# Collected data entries
□ □ □ □ □

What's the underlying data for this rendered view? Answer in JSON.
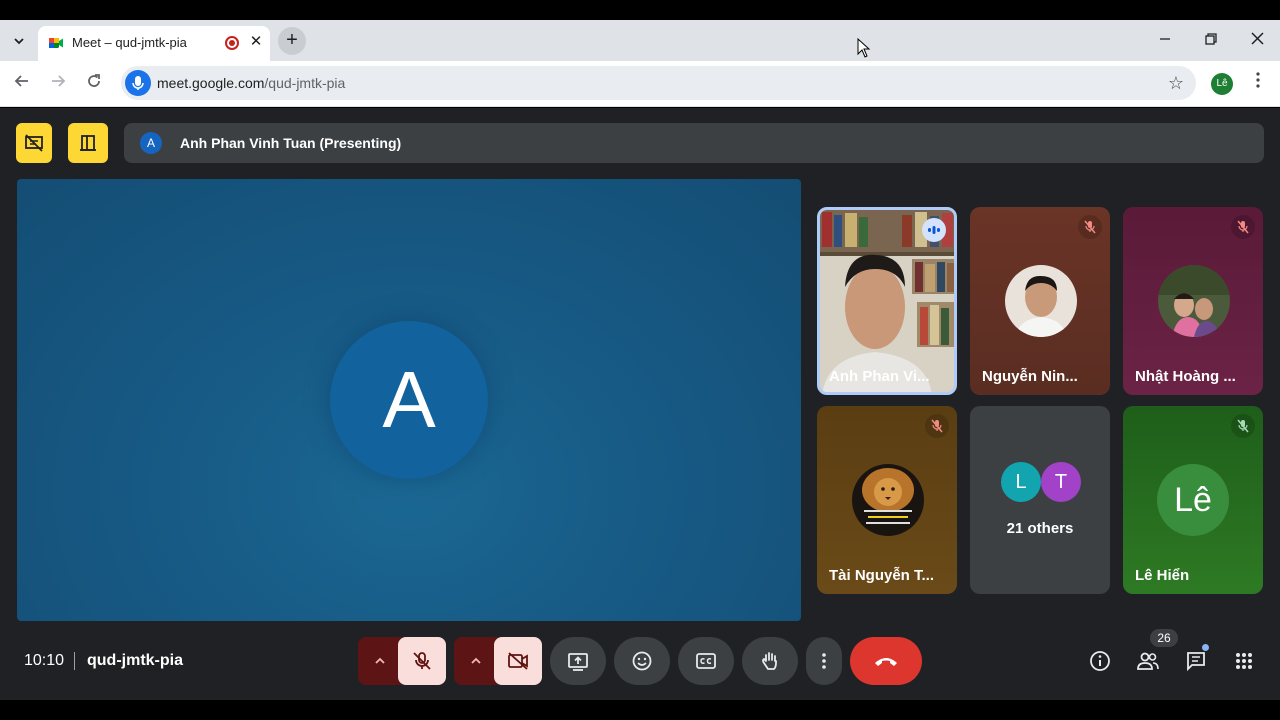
{
  "browser": {
    "tab_title": "Meet – qud-jmtk-pia",
    "url_domain": "meet.google.com",
    "url_path": "/qud-jmtk-pia",
    "profile_initials": "Lê"
  },
  "meet": {
    "presenting_initial": "A",
    "presenting_label": "Anh Phan Vinh Tuan (Presenting)",
    "main_avatar_initial": "A",
    "tiles": [
      {
        "name": "Anh Phan Vi...",
        "state": "speaking"
      },
      {
        "name": "Nguyễn Nin...",
        "state": "muted"
      },
      {
        "name": "Nhật Hoàng ...",
        "state": "muted"
      },
      {
        "name": "Tài Nguyễn T...",
        "state": "muted"
      },
      {
        "name": "21 others",
        "initials": [
          "L",
          "T"
        ]
      },
      {
        "name": "Lê Hiển",
        "initial": "Lê",
        "state": "muted"
      }
    ],
    "clock": "10:10",
    "meeting_code": "qud-jmtk-pia",
    "participants_count": "26"
  },
  "colors": {
    "tab_bar": "#dfe3e7",
    "meet_bg": "#202124",
    "accent_yellow": "#fdd835",
    "end_call_red": "#dc362e",
    "main_tile_blue": "#175b86"
  }
}
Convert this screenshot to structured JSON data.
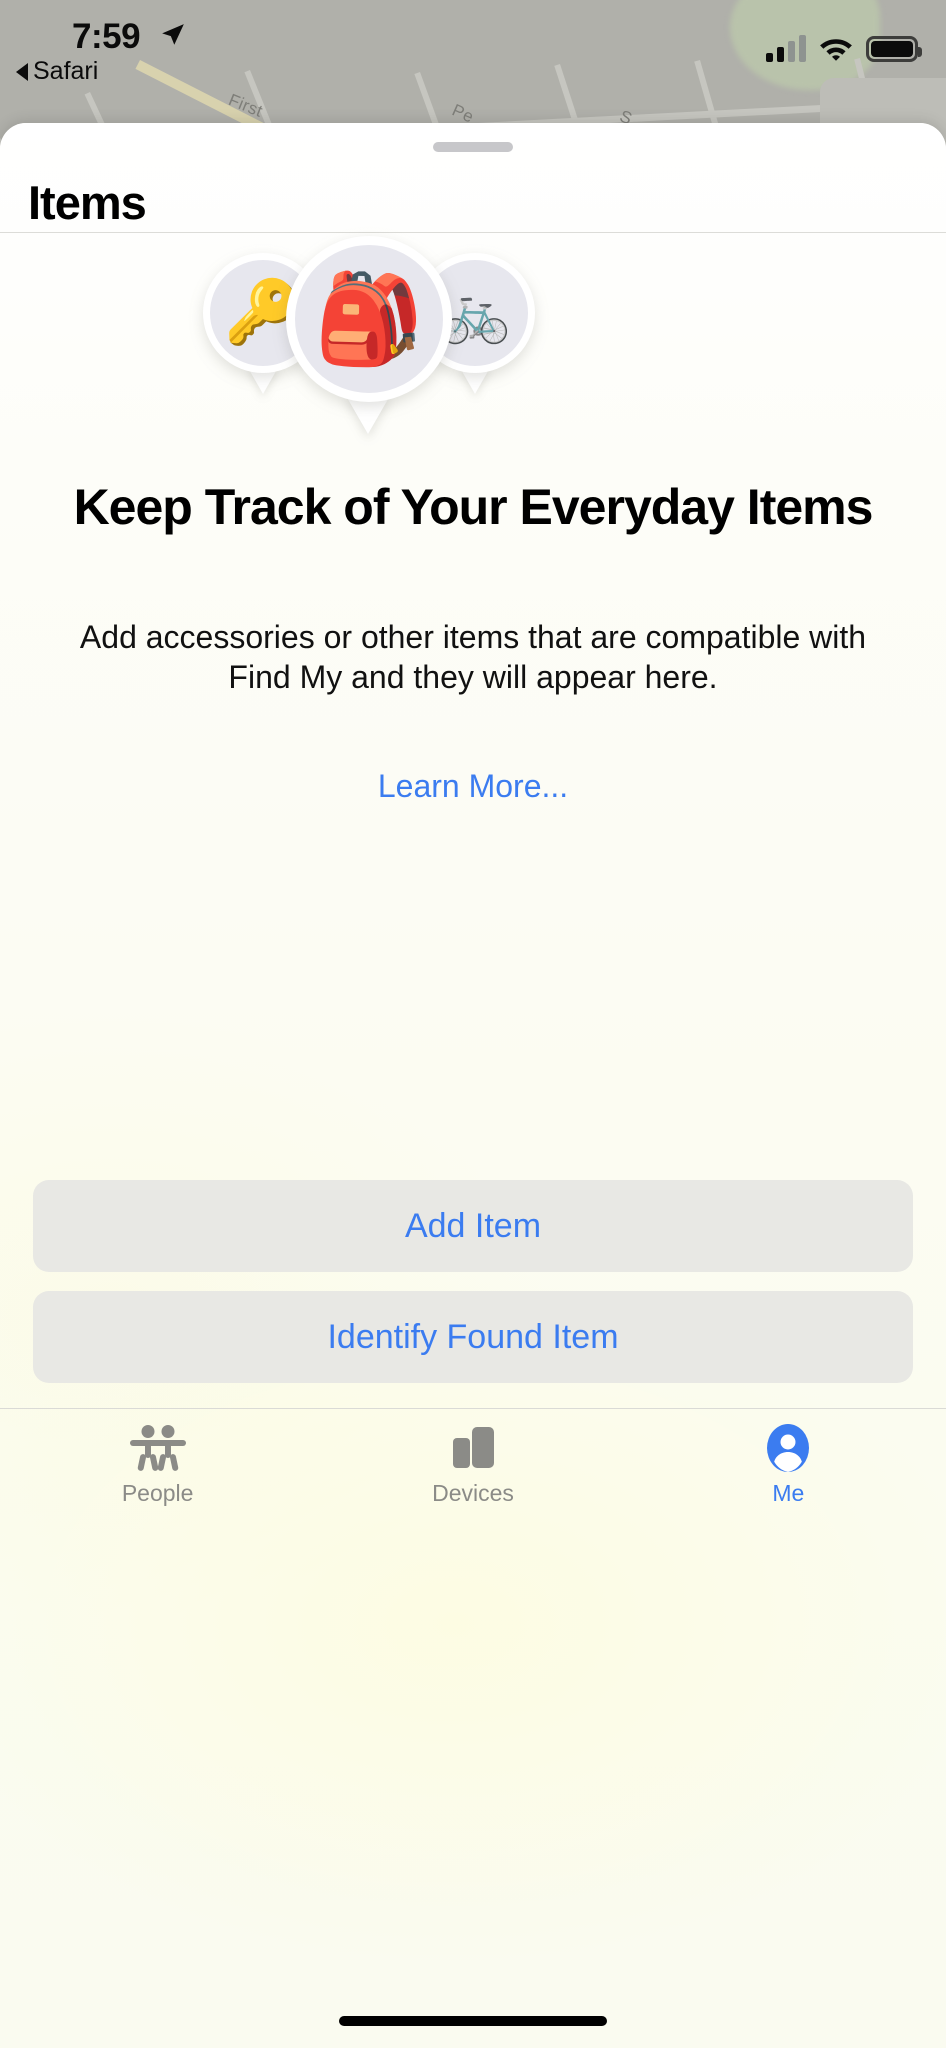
{
  "status_bar": {
    "time": "7:59",
    "back_label": "Safari",
    "location_arrow_icon": "location-arrow-icon",
    "signal_icon": "cellular-signal-icon",
    "signal_bars_filled": 2,
    "signal_bars_total": 4,
    "wifi_icon": "wifi-icon",
    "battery_icon": "battery-full-icon"
  },
  "map": {
    "street_labels": [
      "First",
      "Pe",
      "S"
    ]
  },
  "sheet": {
    "grabber_icon": "sheet-grabber-handle",
    "title": "Items"
  },
  "illustration": {
    "pins": [
      {
        "name": "key-pin",
        "glyph": "🔑",
        "icon": "key-icon"
      },
      {
        "name": "backpack-pin",
        "glyph": "🎒",
        "icon": "backpack-icon"
      },
      {
        "name": "bicycle-pin",
        "glyph": "🚲",
        "icon": "bicycle-icon"
      }
    ]
  },
  "empty_state": {
    "headline": "Keep Track of Your Everyday Items",
    "body": "Add accessories or other items that are compatible with Find My and they will appear here.",
    "learn_more_label": "Learn More..."
  },
  "actions": {
    "add_item_label": "Add Item",
    "identify_found_item_label": "Identify Found Item"
  },
  "tab_bar": {
    "items": [
      {
        "label": "People",
        "icon": "people-icon",
        "active": false
      },
      {
        "label": "Devices",
        "icon": "devices-icon",
        "active": false
      },
      {
        "label": "Me",
        "icon": "me-person-icon",
        "active": true
      }
    ]
  },
  "colors": {
    "accent_blue": "#3b7cf0",
    "tab_inactive": "#8b8b87",
    "button_background": "#e8e8e4",
    "sheet_background": "#fbfbf6",
    "pin_fill": "#e7e7ee"
  }
}
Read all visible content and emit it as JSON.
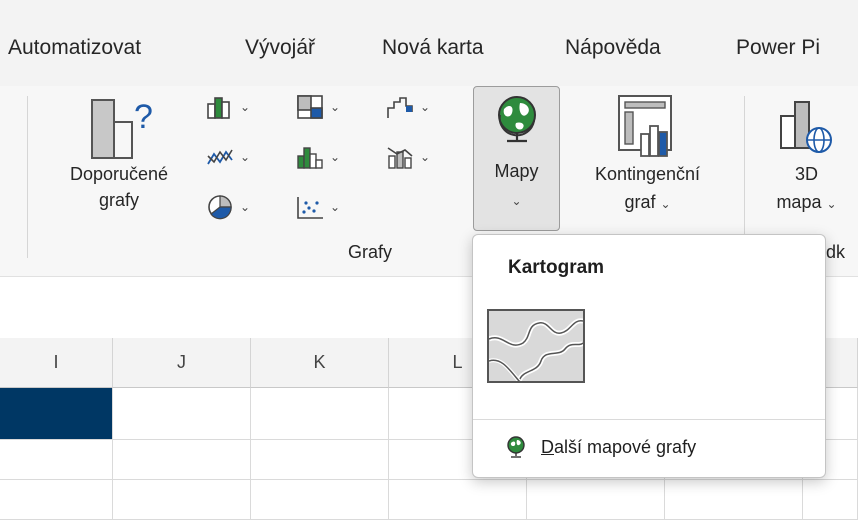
{
  "tabs": [
    {
      "label": "Automatizovat"
    },
    {
      "label": "Vývojář"
    },
    {
      "label": "Nová karta"
    },
    {
      "label": "Nápověda"
    },
    {
      "label": "Power Pi"
    }
  ],
  "ribbon": {
    "recommended": {
      "line1": "Doporučené",
      "line2": "grafy"
    },
    "group_label": "Grafy",
    "maps": {
      "label": "Mapy"
    },
    "pivot": {
      "line1": "Kontingenční",
      "line2": "graf"
    },
    "map3d": {
      "line1": "3D",
      "line2": "mapa"
    },
    "clipped_group_label": "dk"
  },
  "grid": {
    "columns": [
      "I",
      "J",
      "K",
      "L"
    ],
    "selected_fill": "#003764"
  },
  "dropdown": {
    "title": "Kartogram",
    "more_prefix": "D",
    "more_rest": "alší mapové grafy"
  },
  "colors": {
    "globe_green": "#2e8b3d",
    "globe_blue": "#1e5aa8",
    "accent_blue": "#1e5aa8"
  }
}
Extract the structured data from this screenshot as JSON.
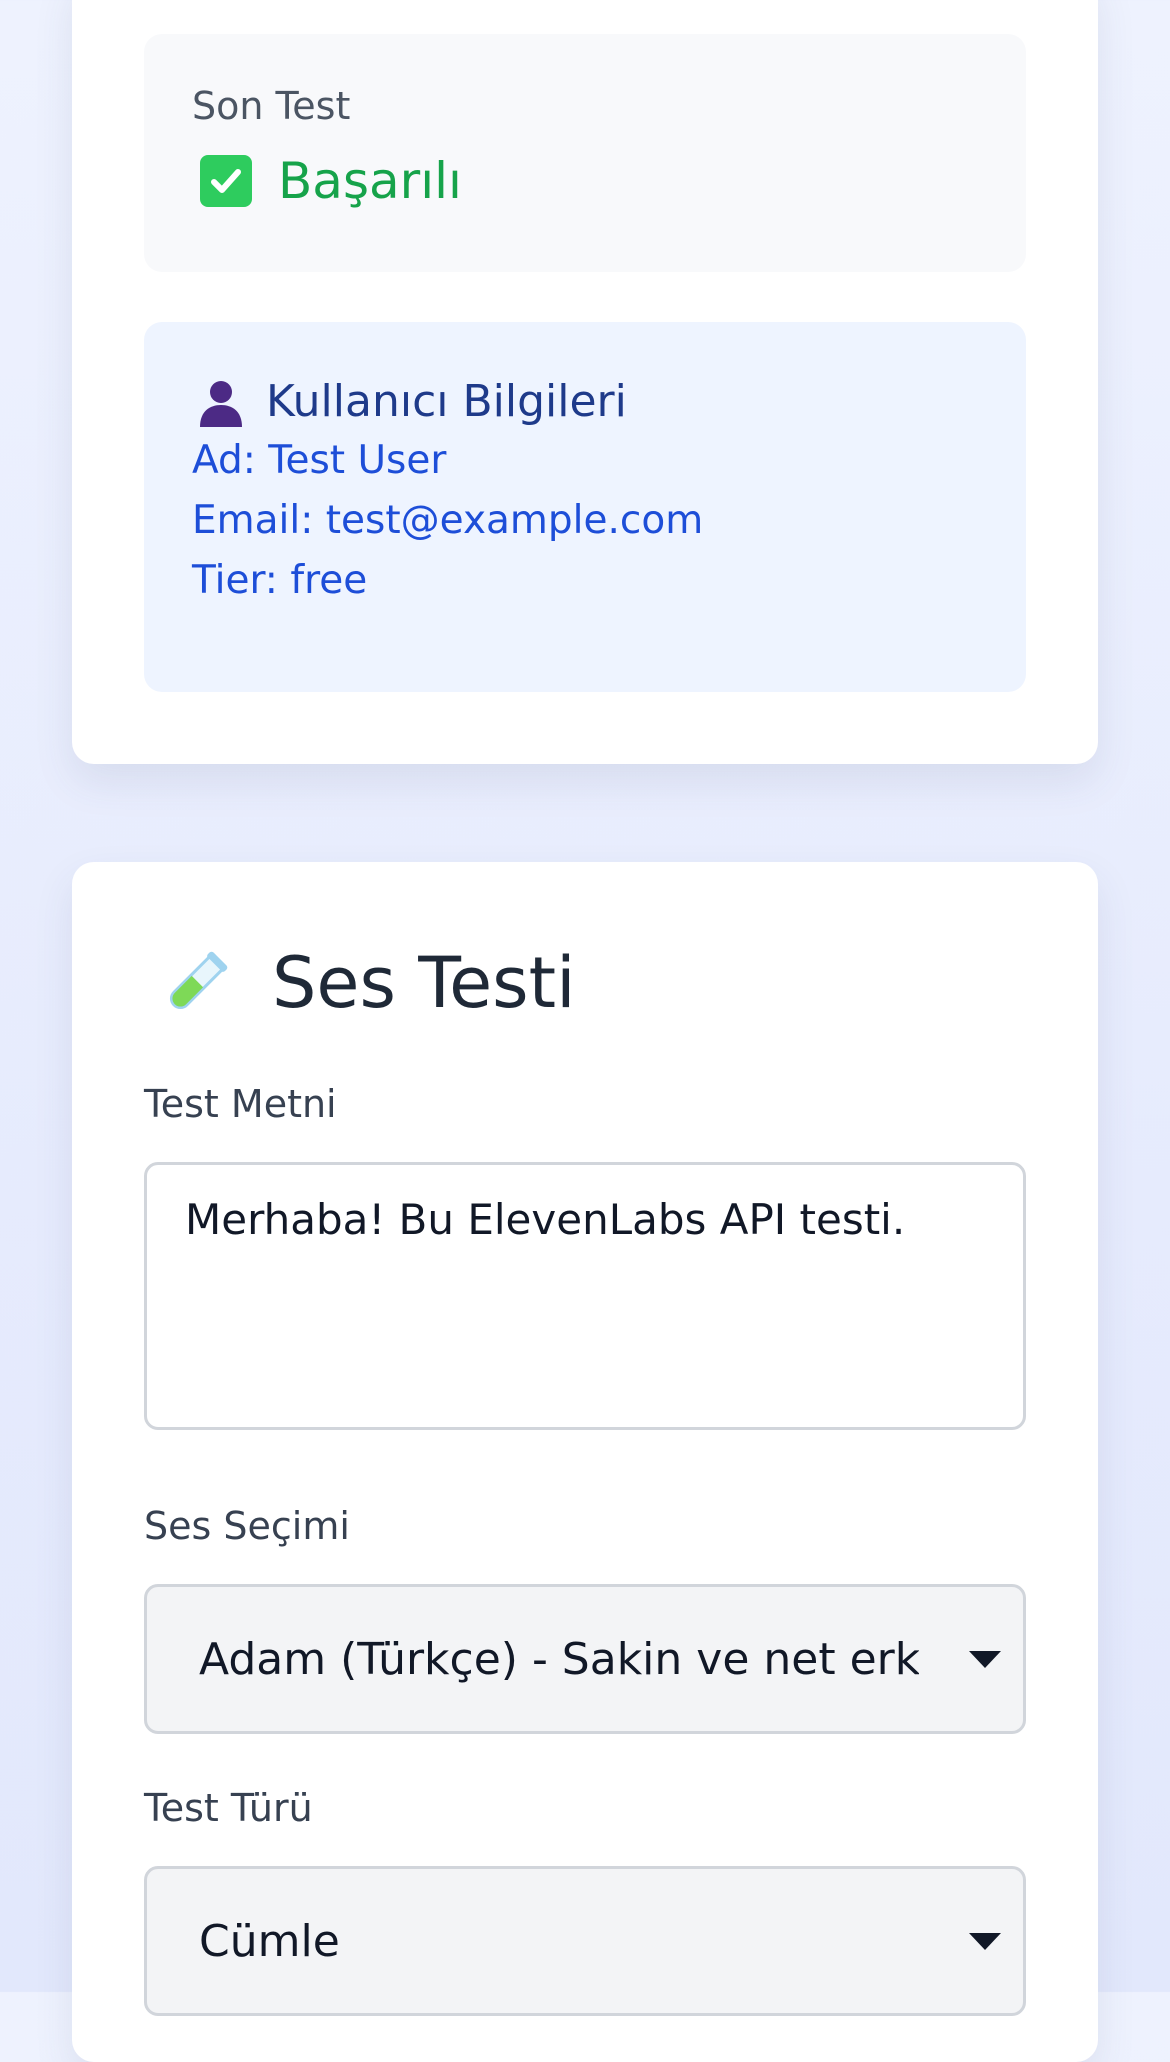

□ □ □ □ □

# WRITTEN TASK
Return to the listing above and set it down exactly, leaving out its pictures.

# RESPONSE TO THIS TASK
What's the underlying data for this rendered view? Answer in JSON.
{
  "browser": {
    "tab_title": "Meet – qud-jmtk-pia",
    "url_domain": "meet.google.com",
    "url_path": "/qud-jmtk-pia",
    "profile_initials": "Lê"
  },
  "meet": {
    "presenting_initial": "A",
    "presenting_label": "Anh Phan Vinh Tuan (Presenting)",
    "main_avatar_initial": "A",
    "tiles": [
      {
        "name": "Anh Phan Vi...",
        "state": "speaking"
      },
      {
        "name": "Nguyễn Nin...",
        "state": "muted"
      },
      {
        "name": "Nhật Hoàng ...",
        "state": "muted"
      },
      {
        "name": "Tài Nguyễn T...",
        "state": "muted"
      },
      {
        "name": "21 others",
        "initials": [
          "L",
          "T"
        ]
      },
      {
        "name": "Lê Hiển",
        "initial": "Lê",
        "state": "muted"
      }
    ],
    "clock": "10:10",
    "meeting_code": "qud-jmtk-pia",
    "participants_count": "26"
  },
  "colors": {
    "tab_bar": "#dfe3e7",
    "meet_bg": "#202124",
    "accent_yellow": "#fdd835",
    "end_call_red": "#dc362e",
    "main_tile_blue": "#175b86"
  }
}
Convert this screenshot to structured JSON data.
{
  "status_bar": {
    "time": "7:59",
    "back_label": "Safari",
    "location_arrow_icon": "location-arrow-icon",
    "signal_icon": "cellular-signal-icon",
    "signal_bars_filled": 2,
    "signal_bars_total": 4,
    "wifi_icon": "wifi-icon",
    "battery_icon": "battery-full-icon"
  },
  "map": {
    "street_labels": [
      "First",
      "Pe",
      "S"
    ]
  },
  "sheet": {
    "grabber_icon": "sheet-grabber-handle",
    "title": "Items"
  },
  "illustration": {
    "pins": [
      {
        "name": "key-pin",
        "glyph": "🔑",
        "icon": "key-icon"
      },
      {
        "name": "backpack-pin",
        "glyph": "🎒",
        "icon": "backpack-icon"
      },
      {
        "name": "bicycle-pin",
        "glyph": "🚲",
        "icon": "bicycle-icon"
      }
    ]
  },
  "empty_state": {
    "headline": "Keep Track of Your Everyday Items",
    "body": "Add accessories or other items that are compatible with Find My and they will appear here.",
    "learn_more_label": "Learn More..."
  },
  "actions": {
    "add_item_label": "Add Item",
    "identify_found_item_label": "Identify Found Item"
  },
  "tab_bar": {
    "items": [
      {
        "label": "People",
        "icon": "people-icon",
        "active": false
      },
      {
        "label": "Devices",
        "icon": "devices-icon",
        "active": false
      },
      {
        "label": "Me",
        "icon": "me-person-icon",
        "active": true
      }
    ]
  },
  "colors": {
    "accent_blue": "#3b7cf0",
    "tab_inactive": "#8b8b87",
    "button_background": "#e8e8e4",
    "sheet_background": "#fbfbf6",
    "pin_fill": "#e7e7ee"
  }
}
Read all visible content and emit it as JSON.
{
  "tabs": [
    {
      "label": "Automatizovat"
    },
    {
      "label": "Vývojář"
    },
    {
      "label": "Nová karta"
    },
    {
      "label": "Nápověda"
    },
    {
      "label": "Power Pi"
    }
  ],
  "ribbon": {
    "recommended": {
      "line1": "Doporučené",
      "line2": "grafy"
    },
    "group_label": "Grafy",
    "maps": {
      "label": "Mapy"
    },
    "pivot": {
      "line1": "Kontingenční",
      "line2": "graf"
    },
    "map3d": {
      "line1": "3D",
      "line2": "mapa"
    },
    "clipped_group_label": "dk"
  },
  "grid": {
    "columns": [
      "I",
      "J",
      "K",
      "L"
    ],
    "selected_fill": "#003764"
  },
  "dropdown": {
    "title": "Kartogram",
    "more_prefix": "D",
    "more_rest": "alší mapové grafy"
  },
  "colors": {
    "globe_green": "#2e8b3d",
    "globe_blue": "#1e5aa8",
    "accent_blue": "#1e5aa8"
  }
}
Extract the structured data from this screenshot as JSON.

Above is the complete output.